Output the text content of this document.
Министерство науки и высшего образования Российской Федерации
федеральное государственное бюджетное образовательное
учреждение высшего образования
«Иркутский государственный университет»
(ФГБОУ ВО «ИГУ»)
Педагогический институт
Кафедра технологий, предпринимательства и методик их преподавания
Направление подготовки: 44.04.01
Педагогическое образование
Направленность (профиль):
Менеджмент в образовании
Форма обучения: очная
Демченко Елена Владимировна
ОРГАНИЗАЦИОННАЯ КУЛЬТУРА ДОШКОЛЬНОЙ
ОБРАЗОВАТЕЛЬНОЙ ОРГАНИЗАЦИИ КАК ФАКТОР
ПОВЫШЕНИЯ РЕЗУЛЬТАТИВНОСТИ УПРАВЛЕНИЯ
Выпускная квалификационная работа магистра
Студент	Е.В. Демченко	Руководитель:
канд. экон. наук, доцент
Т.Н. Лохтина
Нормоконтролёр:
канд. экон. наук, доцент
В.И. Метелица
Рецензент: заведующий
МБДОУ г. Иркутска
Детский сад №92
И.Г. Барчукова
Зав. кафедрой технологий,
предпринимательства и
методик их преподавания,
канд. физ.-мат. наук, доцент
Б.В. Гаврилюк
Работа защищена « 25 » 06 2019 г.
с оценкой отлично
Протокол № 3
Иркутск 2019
════════════════
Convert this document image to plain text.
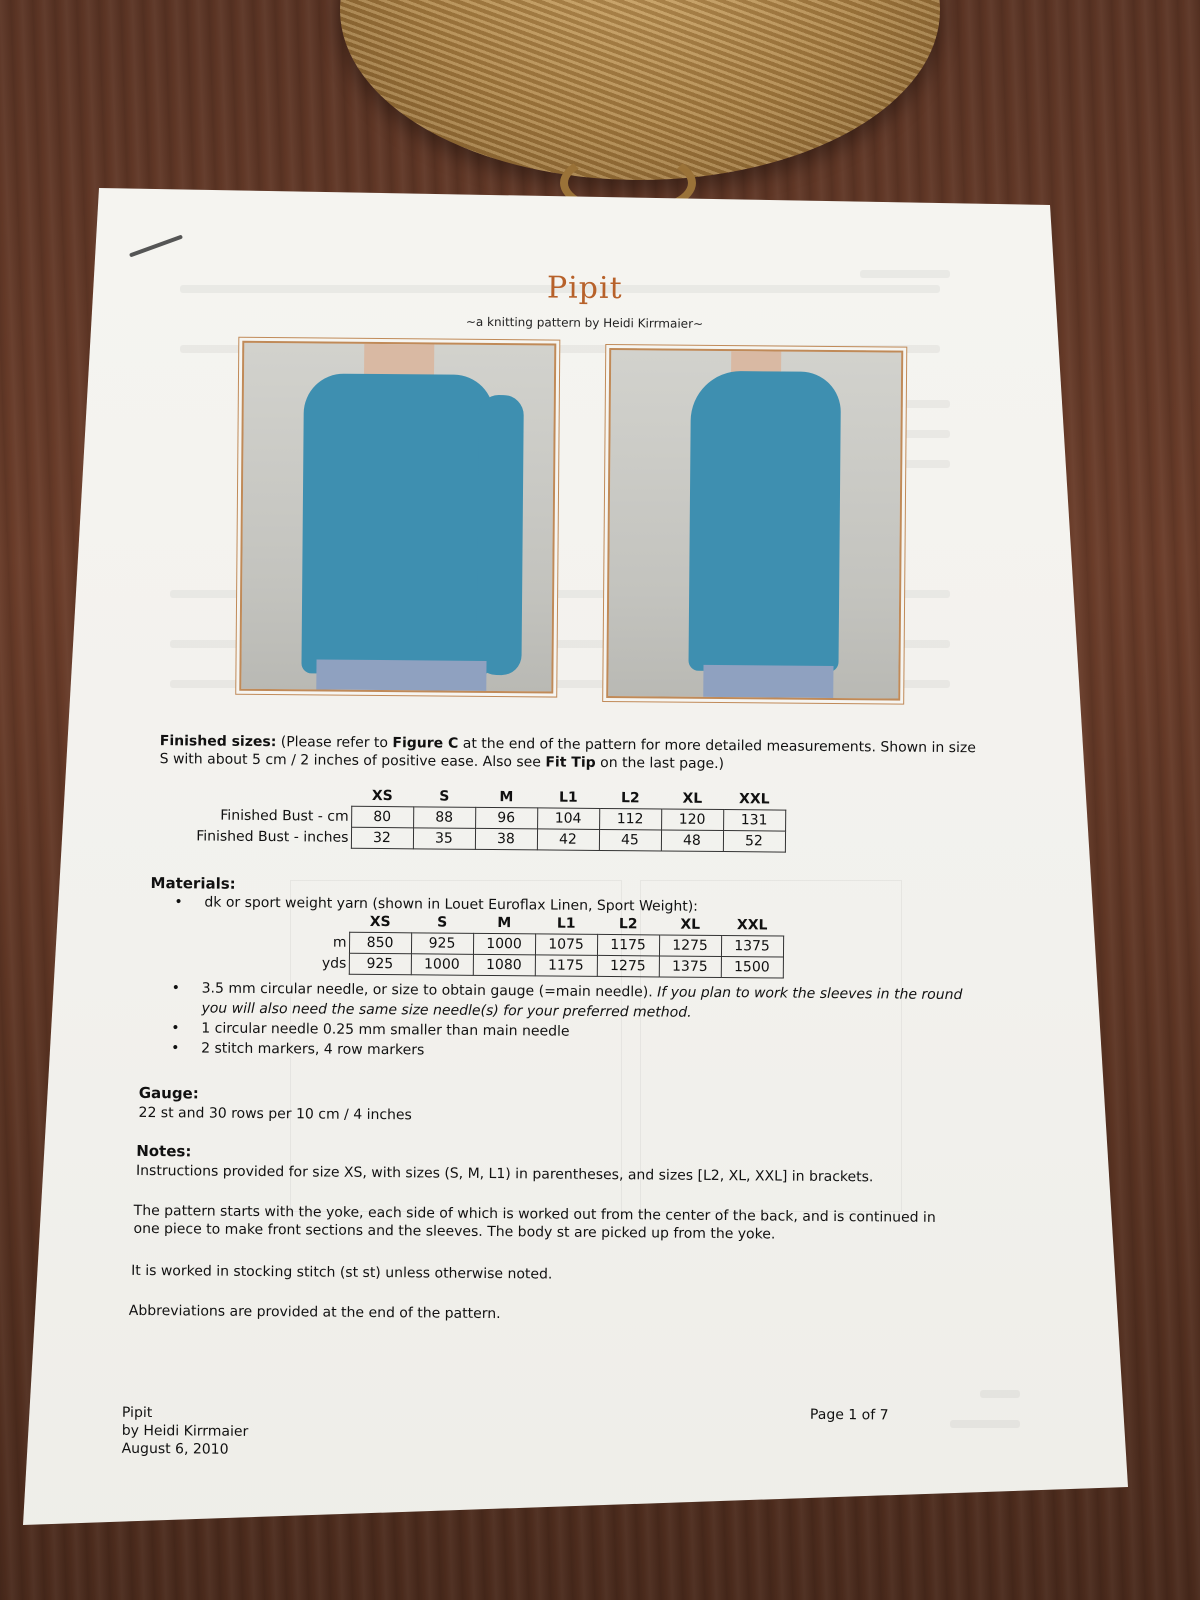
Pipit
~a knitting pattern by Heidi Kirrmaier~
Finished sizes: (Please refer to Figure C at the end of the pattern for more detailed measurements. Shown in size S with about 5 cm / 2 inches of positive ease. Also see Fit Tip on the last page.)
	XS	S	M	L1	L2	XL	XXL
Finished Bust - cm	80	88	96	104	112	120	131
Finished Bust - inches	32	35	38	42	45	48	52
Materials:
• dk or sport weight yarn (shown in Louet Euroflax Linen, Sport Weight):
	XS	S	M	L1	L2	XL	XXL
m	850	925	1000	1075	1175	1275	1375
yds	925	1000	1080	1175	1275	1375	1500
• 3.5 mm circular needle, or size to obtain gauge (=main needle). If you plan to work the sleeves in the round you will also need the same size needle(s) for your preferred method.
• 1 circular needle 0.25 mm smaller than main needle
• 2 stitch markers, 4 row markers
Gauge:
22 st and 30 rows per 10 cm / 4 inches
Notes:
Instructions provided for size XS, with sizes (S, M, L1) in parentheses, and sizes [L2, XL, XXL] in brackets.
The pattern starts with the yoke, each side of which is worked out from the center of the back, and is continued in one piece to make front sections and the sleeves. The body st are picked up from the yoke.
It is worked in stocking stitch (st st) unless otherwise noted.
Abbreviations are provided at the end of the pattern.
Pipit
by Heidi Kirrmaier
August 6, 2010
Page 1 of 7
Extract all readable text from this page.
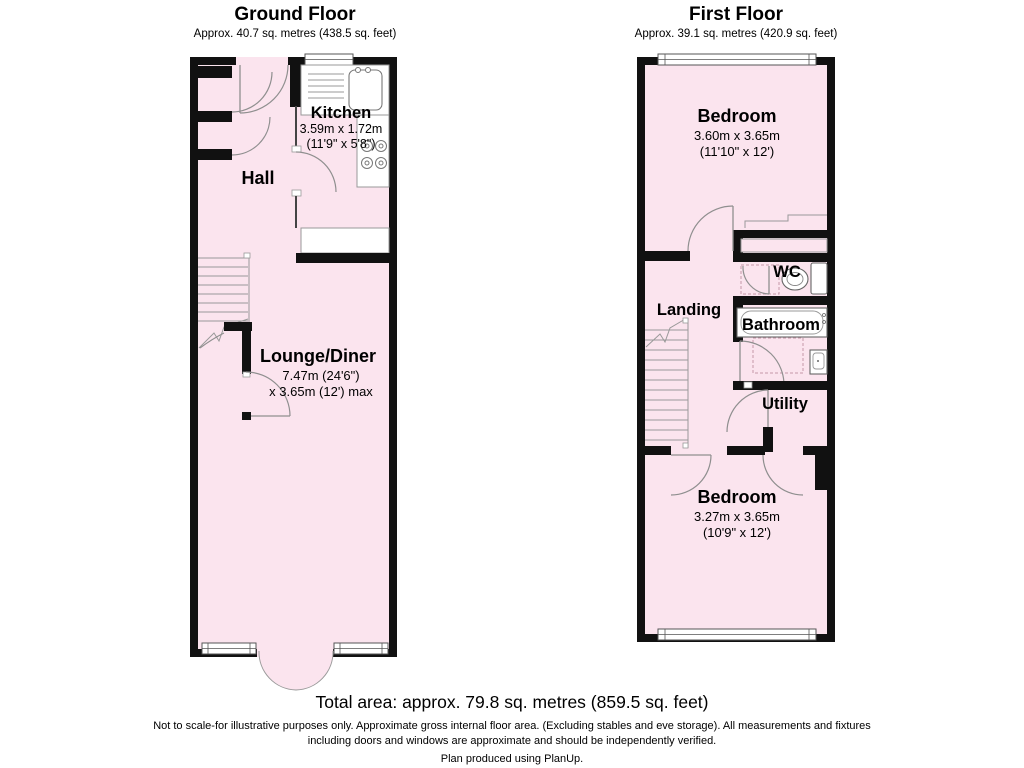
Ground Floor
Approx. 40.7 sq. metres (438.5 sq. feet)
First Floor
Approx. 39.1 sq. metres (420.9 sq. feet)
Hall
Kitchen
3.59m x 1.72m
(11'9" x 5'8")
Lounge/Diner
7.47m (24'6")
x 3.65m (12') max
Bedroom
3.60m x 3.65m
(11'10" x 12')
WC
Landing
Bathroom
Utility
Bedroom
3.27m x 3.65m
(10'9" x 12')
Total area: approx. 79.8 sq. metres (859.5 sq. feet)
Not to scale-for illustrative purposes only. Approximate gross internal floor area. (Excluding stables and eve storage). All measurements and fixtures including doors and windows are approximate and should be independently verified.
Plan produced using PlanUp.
════════════════
**GOAL**
Keep only the lines that hold the string "преподавания", and copy them out.

**FINAL ANSWER**
Кафедра технологий, предпринимательства и методик их преподавания
методик их преподавания,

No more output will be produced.